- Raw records
■ ■ ■ ■

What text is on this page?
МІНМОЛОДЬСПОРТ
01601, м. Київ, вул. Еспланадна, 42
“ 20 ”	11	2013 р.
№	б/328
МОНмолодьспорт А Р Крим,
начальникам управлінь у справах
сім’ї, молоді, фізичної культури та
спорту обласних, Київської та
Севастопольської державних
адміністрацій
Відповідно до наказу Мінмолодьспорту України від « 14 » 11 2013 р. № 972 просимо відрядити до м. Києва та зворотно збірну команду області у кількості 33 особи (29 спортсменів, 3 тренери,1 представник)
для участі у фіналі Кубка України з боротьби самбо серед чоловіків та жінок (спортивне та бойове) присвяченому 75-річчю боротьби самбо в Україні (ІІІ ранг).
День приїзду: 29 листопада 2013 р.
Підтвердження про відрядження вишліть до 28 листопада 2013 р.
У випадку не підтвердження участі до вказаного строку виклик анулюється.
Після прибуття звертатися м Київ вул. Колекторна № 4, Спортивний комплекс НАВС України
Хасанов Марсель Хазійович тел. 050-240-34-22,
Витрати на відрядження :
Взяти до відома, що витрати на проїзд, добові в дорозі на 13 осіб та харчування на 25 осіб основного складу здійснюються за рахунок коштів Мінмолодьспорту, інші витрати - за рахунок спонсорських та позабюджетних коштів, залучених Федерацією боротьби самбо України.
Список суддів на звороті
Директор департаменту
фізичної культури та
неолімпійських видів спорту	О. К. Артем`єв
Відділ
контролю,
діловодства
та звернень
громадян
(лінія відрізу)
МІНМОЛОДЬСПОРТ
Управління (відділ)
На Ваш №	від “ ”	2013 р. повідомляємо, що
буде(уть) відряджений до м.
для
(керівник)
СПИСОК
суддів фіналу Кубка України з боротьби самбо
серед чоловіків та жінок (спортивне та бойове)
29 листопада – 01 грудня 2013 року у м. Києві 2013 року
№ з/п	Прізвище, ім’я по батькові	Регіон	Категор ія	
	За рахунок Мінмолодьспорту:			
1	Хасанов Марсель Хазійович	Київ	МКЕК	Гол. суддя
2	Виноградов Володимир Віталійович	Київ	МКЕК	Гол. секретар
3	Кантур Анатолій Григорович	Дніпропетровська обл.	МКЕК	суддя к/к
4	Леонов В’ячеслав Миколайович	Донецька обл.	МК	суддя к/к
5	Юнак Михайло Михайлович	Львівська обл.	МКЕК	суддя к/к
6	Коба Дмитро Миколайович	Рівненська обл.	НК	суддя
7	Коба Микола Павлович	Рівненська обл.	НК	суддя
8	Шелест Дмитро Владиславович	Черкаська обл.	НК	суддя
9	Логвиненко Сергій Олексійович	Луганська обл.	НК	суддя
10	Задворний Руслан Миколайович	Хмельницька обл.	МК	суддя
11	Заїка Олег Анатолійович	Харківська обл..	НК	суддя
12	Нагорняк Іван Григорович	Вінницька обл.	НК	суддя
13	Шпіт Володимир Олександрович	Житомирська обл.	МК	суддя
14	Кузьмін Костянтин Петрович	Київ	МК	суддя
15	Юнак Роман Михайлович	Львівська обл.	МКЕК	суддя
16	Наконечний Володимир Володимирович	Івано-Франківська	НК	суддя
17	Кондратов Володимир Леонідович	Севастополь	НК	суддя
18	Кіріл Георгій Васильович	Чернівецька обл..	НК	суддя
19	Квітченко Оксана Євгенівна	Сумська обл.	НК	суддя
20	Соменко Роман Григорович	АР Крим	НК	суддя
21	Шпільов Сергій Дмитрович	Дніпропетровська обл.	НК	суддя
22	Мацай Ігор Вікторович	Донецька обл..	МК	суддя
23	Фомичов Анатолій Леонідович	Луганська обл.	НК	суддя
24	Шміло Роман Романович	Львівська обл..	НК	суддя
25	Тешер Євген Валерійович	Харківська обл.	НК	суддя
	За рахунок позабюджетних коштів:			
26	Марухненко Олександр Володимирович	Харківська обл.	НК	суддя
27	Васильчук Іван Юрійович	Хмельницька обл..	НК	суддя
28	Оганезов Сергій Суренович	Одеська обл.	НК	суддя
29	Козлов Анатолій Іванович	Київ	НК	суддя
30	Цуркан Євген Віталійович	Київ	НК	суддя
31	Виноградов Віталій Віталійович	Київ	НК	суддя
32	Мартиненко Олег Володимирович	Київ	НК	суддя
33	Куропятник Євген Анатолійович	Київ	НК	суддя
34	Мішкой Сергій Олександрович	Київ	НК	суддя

■ ■ ■ ■

- Written task
Every line above needs to be retyped exactly.

- Solution for this task
What text is on this page?
МІНМОЛОДЬСПОРТ
01601, м. Київ, вул. Еспланадна, 42
“ 20 ”	11	2013 р.
№	б/328
МОНмолодьспорт А Р Крим,
начальникам управлінь у справах
сім’ї, молоді, фізичної культури та
спорту обласних, Київської та
Севастопольської державних
адміністрацій
Відповідно до наказу Мінмолодьспорту України від « 14 » 11 2013 р. № 972 просимо відрядити до м. Києва та зворотно збірну команду області у кількості 33 особи (29 спортсменів, 3 тренери,1 представник)
для участі у фіналі Кубка України з боротьби самбо серед чоловіків та жінок (спортивне та бойове) присвяченому 75-річчю боротьби самбо в Україні (ІІІ ранг).
День приїзду: 29 листопада 2013 р.
Підтвердження про відрядження вишліть до 28 листопада 2013 р.
У випадку не підтвердження участі до вказаного строку виклик анулюється.
Після прибуття звертатися м Київ вул. Колекторна № 4, Спортивний комплекс НАВС України
Хасанов Марсель Хазійович тел. 050-240-34-22,
Витрати на відрядження :
Взяти до відома, що витрати на проїзд, добові в дорозі на 13 осіб та харчування на 25 осіб основного складу здійснюються за рахунок коштів Мінмолодьспорту, інші витрати - за рахунок спонсорських та позабюджетних коштів, залучених Федерацією боротьби самбо України.
Список суддів на звороті
Директор департаменту
фізичної культури та
неолімпійських видів спорту	О. К. Артем`єв
Відділ
контролю,
діловодства
та звернень
громадян
(лінія відрізу)
МІНМОЛОДЬСПОРТ
Управління (відділ)
На Ваш №	від “ ”	2013 р. повідомляємо, що
буде(уть) відряджений до м.
для
(керівник)
СПИСОК
суддів фіналу Кубка України з боротьби самбо
серед чоловіків та жінок (спортивне та бойове)
29 листопада – 01 грудня 2013 року у м. Києві 2013 року
№ з/п	Прізвище, ім’я по батькові	Регіон	Категор ія	
	За рахунок Мінмолодьспорту:			
1	Хасанов Марсель Хазійович	Київ	МКЕК	Гол. суддя
2	Виноградов Володимир Віталійович	Київ	МКЕК	Гол. секретар
3	Кантур Анатолій Григорович	Дніпропетровська обл.	МКЕК	суддя к/к
4	Леонов В’ячеслав Миколайович	Донецька обл.	МК	суддя к/к
5	Юнак Михайло Михайлович	Львівська обл.	МКЕК	суддя к/к
6	Коба Дмитро Миколайович	Рівненська обл.	НК	суддя
7	Коба Микола Павлович	Рівненська обл.	НК	суддя
8	Шелест Дмитро Владиславович	Черкаська обл.	НК	суддя
9	Логвиненко Сергій Олексійович	Луганська обл.	НК	суддя
10	Задворний Руслан Миколайович	Хмельницька обл.	МК	суддя
11	Заїка Олег Анатолійович	Харківська обл..	НК	суддя
12	Нагорняк Іван Григорович	Вінницька обл.	НК	суддя
13	Шпіт Володимир Олександрович	Житомирська обл.	МК	суддя
14	Кузьмін Костянтин Петрович	Київ	МК	суддя
15	Юнак Роман Михайлович	Львівська обл.	МКЕК	суддя
16	Наконечний Володимир Володимирович	Івано-Франківська	НК	суддя
17	Кондратов Володимир Леонідович	Севастополь	НК	суддя
18	Кіріл Георгій Васильович	Чернівецька обл..	НК	суддя
19	Квітченко Оксана Євгенівна	Сумська обл.	НК	суддя
20	Соменко Роман Григорович	АР Крим	НК	суддя
21	Шпільов Сергій Дмитрович	Дніпропетровська обл.	НК	суддя
22	Мацай Ігор Вікторович	Донецька обл..	МК	суддя
23	Фомичов Анатолій Леонідович	Луганська обл.	НК	суддя
24	Шміло Роман Романович	Львівська обл..	НК	суддя
25	Тешер Євген Валерійович	Харківська обл.	НК	суддя
	За рахунок позабюджетних коштів:			
26	Марухненко Олександр Володимирович	Харківська обл.	НК	суддя
27	Васильчук Іван Юрійович	Хмельницька обл..	НК	суддя
28	Оганезов Сергій Суренович	Одеська обл.	НК	суддя
29	Козлов Анатолій Іванович	Київ	НК	суддя
30	Цуркан Євген Віталійович	Київ	НК	суддя
31	Виноградов Віталій Віталійович	Київ	НК	суддя
32	Мартиненко Олег Володимирович	Київ	НК	суддя
33	Куропятник Євген Анатолійович	Київ	НК	суддя
34	Мішкой Сергій Олександрович	Київ	НК	суддя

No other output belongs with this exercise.